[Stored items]

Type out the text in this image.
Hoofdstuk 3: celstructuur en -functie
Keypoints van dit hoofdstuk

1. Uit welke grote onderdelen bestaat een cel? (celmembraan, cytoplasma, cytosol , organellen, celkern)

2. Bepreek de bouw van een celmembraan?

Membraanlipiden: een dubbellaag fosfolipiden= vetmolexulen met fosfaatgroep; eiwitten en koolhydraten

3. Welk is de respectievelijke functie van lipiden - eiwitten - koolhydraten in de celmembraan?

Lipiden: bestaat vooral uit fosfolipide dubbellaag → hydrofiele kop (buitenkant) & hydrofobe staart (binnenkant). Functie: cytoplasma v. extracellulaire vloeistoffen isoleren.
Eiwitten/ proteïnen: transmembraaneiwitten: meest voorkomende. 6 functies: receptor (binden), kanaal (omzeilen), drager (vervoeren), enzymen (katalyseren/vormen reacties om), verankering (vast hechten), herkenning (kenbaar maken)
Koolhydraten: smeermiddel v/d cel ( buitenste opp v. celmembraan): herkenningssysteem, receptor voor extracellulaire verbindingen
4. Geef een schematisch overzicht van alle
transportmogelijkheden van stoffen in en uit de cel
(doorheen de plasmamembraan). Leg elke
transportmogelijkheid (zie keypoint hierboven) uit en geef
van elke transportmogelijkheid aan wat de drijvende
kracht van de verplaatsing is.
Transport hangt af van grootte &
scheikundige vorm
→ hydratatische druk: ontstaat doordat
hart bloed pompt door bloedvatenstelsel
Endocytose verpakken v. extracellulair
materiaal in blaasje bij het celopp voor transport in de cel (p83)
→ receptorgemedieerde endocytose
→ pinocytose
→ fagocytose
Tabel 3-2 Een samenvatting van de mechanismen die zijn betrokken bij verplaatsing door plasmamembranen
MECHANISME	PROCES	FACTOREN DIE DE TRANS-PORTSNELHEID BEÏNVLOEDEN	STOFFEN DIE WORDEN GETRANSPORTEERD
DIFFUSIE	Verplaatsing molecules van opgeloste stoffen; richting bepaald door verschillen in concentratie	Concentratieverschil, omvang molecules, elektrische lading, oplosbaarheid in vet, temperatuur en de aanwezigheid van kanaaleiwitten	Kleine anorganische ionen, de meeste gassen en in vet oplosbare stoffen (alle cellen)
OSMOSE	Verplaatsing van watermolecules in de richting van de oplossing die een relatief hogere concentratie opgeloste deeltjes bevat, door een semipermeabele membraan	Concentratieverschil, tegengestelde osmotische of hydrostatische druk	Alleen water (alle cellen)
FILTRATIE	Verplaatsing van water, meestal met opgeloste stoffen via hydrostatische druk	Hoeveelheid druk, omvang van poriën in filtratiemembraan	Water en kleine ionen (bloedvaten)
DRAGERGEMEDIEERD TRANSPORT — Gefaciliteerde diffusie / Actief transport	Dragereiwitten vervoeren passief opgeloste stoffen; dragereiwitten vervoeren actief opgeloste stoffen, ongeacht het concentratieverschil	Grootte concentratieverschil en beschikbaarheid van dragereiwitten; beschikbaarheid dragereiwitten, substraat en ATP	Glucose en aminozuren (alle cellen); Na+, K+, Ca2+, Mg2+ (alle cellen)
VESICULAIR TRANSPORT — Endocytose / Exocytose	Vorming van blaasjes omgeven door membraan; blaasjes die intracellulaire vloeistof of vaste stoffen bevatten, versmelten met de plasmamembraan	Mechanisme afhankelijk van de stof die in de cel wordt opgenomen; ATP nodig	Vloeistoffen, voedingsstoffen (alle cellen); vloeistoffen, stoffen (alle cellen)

§ **Work item**
From the records above, count how many lines hold the string "transportmogelijkheid", then give only that number.

§ **Answer space**
2